Alfort Petroleum prepara proposta de perfuração para o Bloco KON 8, Onshore Angola

A empresa angolana independente Alfort Petroleum anunciou que está a preparar uma proposta de perfuração para o Bloco KON 8, com execução prevista para o segundo trimestre de 2026. A proposta será submetida à concessionária nacional, a Agência Nacional de Petróleo, Gás e Biocombustíveis (ANPG), e aos parceiros da joint venture para aprovação.

O anúncio foi feito por Gianni G. Martins, Director-Geral da Alfort Petroleum, durante o primeiro dia da Conferência e Exposição Angola Oil & Gas 2025, que decorre em Luanda.

A Alfort Petroleum, operadora do bloco terrestre, concluiu recentemente a aquisição de dados sísmicos e encontra-se a avançar com os planos para a sua primeira perfuração exploratória. A proposta irá detalhar elementos-chave como o objectivo do poço, localização, desenho e cronograma, sustentados por estudos geológicos e geofísicos baseados nos dados sísmicos recolhidos.

“A Bacia do Kwanza é uma das principais bacias de Angola, onde ainda há muito por fazer, pois a maioria das companhias internacionais tem-se concentrado no offshore”, explicou Martins.
“Aproveitámos os dados sísmicos regionais disponíveis e estamos a identificar aspectos que o operador anterior não conseguiu ver. É por isso que existe tanto entusiasmo neste momento.”

De acordo com as normas da indústria, o documento incluirá detalhes de engenharia e desenho do poço, como trajectória, revestimento e cimentação, fluidos de perfuração e planos de conclusão. A proposta também apresentará estimativas de custos, análises económicas e cronograma do projecto.

A Alfort Petroleum deverá ainda destacar a sua estratégia de saúde, segurança e ambiente (HSE), com avaliações de risco e medidas de mitigação alinhadas com padrões internacionais, assegurando igualmente o cumprimento das regulamentações angolanas e dos requisitos da ANPG.

A proposta do Bloco KON 8 representa um marco estratégico no desenvolvimento da Alfort Petroleum, reforçando o objectivo de Angola em expandir a exploração e produção onshore no país.

Lista de tarefas:
A - Na notícia sobre o Bloco KON 8, transforme em lista o parágrafo que começa por "De acordo com as normas da indústria", mantendo os factos principais.
B - Reproduza o trecho da notícia sobre o Bloco KON 8 que começa em "A empresa angolana" e vai até "decorre em Luanda.".
Os registos que se seguem provêm de outra fonte.

Dados registados:
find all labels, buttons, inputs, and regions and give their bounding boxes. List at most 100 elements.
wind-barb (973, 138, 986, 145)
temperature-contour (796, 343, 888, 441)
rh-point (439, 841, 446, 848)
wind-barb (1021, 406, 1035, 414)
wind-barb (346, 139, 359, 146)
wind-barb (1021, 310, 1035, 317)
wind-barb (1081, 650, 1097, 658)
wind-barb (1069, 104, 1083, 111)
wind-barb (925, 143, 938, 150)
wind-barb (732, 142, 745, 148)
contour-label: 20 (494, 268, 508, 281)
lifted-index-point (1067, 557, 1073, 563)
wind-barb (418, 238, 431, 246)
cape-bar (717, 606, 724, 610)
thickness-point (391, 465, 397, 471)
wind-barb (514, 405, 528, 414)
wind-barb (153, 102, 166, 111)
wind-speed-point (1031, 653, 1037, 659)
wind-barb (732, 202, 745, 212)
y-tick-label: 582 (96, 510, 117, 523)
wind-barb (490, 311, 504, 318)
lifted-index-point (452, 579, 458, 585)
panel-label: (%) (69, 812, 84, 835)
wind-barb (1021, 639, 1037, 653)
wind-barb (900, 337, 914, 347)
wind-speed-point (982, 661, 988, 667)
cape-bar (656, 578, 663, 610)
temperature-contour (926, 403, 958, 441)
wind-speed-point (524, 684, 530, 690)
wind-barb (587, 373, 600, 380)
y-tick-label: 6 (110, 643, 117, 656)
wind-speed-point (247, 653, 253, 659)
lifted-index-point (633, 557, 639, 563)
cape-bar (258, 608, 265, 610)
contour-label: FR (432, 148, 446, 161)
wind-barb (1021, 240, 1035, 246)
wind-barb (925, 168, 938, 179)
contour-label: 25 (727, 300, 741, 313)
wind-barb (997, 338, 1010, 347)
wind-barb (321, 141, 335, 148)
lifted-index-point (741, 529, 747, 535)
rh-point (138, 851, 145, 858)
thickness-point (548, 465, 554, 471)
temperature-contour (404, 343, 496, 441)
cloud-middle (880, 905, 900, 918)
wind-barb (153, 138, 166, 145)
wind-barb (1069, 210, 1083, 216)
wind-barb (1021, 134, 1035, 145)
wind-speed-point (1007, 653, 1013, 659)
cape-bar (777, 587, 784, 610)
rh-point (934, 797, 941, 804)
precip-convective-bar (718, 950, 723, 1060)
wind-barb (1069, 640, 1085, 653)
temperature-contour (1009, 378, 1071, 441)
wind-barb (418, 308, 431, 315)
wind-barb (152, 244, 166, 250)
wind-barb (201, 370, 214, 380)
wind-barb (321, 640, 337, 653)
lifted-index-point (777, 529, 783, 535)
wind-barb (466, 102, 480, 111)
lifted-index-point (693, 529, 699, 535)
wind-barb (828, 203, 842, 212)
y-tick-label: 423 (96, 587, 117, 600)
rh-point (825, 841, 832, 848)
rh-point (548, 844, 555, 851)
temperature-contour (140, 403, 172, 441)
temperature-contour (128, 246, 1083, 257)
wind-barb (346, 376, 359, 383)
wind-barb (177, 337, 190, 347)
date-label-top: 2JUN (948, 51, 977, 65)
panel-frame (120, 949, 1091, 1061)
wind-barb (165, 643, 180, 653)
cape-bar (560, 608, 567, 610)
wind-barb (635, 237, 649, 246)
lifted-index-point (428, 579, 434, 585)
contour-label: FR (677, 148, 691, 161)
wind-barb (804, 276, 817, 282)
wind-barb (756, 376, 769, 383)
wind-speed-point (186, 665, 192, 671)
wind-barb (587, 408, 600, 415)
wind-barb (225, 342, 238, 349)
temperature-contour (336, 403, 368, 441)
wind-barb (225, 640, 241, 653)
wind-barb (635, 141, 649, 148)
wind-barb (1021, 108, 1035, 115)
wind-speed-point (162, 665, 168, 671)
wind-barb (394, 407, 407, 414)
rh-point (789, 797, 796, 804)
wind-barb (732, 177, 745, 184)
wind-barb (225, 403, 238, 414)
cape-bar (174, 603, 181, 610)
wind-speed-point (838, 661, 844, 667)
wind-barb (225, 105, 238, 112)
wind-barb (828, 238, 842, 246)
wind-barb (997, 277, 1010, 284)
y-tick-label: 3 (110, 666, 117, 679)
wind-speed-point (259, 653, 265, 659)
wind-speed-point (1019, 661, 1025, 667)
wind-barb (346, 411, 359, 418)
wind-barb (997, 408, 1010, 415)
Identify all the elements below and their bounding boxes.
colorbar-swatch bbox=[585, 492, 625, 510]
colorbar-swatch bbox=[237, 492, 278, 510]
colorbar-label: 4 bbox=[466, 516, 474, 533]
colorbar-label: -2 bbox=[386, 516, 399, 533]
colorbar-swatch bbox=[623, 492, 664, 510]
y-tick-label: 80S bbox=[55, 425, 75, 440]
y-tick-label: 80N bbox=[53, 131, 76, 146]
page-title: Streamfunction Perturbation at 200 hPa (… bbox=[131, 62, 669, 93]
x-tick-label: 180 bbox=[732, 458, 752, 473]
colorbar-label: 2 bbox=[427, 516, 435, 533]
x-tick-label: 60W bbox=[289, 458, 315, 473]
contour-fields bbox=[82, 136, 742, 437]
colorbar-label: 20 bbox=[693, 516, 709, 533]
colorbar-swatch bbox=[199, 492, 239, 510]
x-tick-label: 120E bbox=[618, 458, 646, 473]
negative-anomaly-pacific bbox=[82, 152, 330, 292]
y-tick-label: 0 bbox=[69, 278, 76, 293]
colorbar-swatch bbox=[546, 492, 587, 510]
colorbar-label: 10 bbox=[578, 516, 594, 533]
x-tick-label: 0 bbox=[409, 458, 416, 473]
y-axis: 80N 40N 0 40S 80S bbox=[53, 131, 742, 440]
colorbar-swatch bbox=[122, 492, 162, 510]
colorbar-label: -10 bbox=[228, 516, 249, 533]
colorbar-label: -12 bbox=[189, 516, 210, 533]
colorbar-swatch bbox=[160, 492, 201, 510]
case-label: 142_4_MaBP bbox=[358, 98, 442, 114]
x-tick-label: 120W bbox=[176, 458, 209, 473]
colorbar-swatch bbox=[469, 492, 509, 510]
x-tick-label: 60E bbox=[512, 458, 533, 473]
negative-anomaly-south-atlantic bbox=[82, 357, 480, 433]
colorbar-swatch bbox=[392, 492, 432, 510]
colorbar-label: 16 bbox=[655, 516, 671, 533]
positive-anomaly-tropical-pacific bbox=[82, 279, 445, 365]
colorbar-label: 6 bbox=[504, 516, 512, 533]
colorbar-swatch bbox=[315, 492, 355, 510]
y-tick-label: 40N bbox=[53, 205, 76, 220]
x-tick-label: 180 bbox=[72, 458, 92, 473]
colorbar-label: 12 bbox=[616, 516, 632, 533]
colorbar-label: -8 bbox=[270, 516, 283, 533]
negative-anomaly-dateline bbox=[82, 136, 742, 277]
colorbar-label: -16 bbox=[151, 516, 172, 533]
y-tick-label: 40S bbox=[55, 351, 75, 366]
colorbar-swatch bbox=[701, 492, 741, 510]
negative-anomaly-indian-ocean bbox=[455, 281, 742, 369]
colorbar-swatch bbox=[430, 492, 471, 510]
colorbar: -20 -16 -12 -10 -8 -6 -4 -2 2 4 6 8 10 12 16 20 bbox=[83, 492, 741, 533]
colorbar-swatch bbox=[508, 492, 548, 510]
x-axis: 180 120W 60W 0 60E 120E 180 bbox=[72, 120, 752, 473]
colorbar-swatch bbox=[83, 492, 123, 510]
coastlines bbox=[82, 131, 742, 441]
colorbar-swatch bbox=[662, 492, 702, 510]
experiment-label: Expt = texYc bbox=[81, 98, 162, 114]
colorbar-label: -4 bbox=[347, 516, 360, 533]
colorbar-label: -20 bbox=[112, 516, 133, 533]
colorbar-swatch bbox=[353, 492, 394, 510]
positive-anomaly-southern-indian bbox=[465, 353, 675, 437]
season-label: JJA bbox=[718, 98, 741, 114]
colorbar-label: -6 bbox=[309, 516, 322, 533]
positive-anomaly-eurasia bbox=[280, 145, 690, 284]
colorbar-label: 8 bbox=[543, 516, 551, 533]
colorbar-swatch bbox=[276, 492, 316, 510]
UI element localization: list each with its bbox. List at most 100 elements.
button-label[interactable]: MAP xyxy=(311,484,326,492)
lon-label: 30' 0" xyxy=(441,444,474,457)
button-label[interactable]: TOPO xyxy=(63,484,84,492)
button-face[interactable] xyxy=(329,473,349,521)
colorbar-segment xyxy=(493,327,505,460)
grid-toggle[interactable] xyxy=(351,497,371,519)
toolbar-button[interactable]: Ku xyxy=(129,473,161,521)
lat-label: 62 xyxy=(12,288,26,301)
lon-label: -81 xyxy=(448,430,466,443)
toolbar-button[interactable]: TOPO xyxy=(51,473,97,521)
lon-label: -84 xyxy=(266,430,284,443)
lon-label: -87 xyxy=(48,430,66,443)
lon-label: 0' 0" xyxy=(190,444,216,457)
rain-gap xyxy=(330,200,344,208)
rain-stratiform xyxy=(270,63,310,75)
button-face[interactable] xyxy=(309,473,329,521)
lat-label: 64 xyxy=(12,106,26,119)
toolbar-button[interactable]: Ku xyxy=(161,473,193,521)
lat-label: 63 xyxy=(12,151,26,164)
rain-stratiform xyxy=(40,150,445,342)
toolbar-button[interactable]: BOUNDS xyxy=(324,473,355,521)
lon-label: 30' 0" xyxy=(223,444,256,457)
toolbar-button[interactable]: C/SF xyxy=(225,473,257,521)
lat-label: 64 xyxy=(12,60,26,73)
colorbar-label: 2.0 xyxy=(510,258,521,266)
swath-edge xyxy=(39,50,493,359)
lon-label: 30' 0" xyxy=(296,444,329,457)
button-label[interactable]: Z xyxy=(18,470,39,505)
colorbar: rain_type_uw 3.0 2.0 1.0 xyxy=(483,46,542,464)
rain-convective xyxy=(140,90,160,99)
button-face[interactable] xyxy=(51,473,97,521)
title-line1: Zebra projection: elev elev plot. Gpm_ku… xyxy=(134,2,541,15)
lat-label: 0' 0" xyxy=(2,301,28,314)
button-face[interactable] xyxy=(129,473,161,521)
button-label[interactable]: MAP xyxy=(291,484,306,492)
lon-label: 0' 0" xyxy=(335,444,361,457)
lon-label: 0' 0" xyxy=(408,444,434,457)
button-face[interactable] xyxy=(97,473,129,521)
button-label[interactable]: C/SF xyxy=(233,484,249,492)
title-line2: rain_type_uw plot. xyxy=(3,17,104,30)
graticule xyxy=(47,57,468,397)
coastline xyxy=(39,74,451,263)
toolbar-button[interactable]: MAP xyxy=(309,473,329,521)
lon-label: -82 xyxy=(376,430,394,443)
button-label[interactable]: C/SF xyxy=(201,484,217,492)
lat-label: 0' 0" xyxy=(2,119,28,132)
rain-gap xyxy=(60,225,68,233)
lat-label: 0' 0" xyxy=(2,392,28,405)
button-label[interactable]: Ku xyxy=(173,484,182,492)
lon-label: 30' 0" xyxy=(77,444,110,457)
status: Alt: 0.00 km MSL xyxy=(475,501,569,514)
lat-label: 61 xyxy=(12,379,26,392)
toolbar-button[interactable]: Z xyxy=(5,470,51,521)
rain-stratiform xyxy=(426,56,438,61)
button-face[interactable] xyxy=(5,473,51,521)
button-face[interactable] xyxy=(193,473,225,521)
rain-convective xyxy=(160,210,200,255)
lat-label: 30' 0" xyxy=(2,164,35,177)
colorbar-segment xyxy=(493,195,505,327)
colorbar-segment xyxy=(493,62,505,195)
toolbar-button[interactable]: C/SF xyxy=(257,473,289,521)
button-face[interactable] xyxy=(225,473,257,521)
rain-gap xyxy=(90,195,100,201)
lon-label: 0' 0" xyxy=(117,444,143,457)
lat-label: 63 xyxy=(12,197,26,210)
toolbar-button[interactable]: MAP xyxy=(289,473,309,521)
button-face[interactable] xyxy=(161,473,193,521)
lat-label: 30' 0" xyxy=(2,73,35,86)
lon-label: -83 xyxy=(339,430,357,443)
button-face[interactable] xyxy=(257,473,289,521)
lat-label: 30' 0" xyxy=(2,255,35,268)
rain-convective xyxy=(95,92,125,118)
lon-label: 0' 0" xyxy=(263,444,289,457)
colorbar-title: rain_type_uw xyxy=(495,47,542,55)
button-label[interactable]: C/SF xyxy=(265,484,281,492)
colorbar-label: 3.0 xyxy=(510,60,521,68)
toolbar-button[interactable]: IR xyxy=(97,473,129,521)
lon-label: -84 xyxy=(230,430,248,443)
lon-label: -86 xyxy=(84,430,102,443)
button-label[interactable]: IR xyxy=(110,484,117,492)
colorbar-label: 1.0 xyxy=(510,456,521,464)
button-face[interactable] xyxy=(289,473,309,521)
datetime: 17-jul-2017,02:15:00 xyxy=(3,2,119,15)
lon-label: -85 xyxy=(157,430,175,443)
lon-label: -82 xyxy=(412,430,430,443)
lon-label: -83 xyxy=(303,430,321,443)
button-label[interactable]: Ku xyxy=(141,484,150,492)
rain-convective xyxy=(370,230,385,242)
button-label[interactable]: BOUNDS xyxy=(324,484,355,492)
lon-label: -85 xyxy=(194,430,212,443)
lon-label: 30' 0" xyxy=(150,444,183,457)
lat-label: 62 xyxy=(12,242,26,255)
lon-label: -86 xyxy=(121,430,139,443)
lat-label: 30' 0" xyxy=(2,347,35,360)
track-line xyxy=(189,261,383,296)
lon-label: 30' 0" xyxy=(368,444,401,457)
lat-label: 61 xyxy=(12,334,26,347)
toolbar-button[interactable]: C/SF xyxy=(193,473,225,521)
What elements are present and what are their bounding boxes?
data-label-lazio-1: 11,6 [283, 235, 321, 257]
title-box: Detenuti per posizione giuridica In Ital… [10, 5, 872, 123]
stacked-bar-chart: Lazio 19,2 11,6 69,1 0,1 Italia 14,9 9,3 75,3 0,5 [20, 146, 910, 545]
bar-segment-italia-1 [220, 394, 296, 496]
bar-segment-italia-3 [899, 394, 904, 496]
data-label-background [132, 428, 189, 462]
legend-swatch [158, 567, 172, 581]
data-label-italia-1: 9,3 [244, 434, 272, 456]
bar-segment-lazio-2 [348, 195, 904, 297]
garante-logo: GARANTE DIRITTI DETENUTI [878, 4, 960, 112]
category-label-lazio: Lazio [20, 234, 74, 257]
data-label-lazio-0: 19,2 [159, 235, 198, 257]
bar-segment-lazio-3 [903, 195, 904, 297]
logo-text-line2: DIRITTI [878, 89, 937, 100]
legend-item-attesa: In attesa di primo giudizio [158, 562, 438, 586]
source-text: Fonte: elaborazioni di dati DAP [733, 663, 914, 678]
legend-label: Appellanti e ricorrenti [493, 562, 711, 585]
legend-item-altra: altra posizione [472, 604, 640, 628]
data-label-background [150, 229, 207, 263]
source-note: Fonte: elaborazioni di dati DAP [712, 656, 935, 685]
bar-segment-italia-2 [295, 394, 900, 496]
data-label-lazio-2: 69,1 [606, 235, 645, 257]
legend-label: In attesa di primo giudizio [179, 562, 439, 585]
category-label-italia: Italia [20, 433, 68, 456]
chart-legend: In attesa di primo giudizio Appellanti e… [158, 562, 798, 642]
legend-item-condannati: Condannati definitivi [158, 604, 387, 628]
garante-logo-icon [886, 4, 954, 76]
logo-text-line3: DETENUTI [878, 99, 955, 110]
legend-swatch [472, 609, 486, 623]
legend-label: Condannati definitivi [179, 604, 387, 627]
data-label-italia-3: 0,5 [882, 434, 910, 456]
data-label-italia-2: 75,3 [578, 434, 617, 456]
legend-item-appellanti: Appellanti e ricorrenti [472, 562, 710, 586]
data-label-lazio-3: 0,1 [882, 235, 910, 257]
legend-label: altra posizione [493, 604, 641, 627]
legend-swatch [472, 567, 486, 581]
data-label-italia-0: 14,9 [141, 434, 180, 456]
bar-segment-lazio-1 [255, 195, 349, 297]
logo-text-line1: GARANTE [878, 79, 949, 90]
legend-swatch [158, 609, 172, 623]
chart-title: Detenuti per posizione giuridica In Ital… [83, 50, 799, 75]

Lista de respostas:
A -
Conteúdo previsto no documento, segundo as normas da indústria:
- detalhes de engenharia e desenho do poço: trajectória, revestimento e cimentação, fluidos de perfuração e planos de conclusão;
- estimativas de custos;
- análises económicas;
- cronograma do projecto.

B -
A empresa angolana independente Alfort Petroleum anunciou que está a preparar uma proposta de perfuração para o Bloco KON 8, com execução prevista para o segundo trimestre de 2026. A proposta será submetida à concessionária nacional, a Agência Nacional de Petróleo, Gás e Biocombustíveis (ANPG), e aos parceiros da joint venture para aprovação.

O anúncio foi feito por Gianni G. Martins, Director-Geral da Alfort Petroleum, durante o primeiro dia da Conferência e Exposição Angola Oil & Gas 2025, que decorre em Luanda.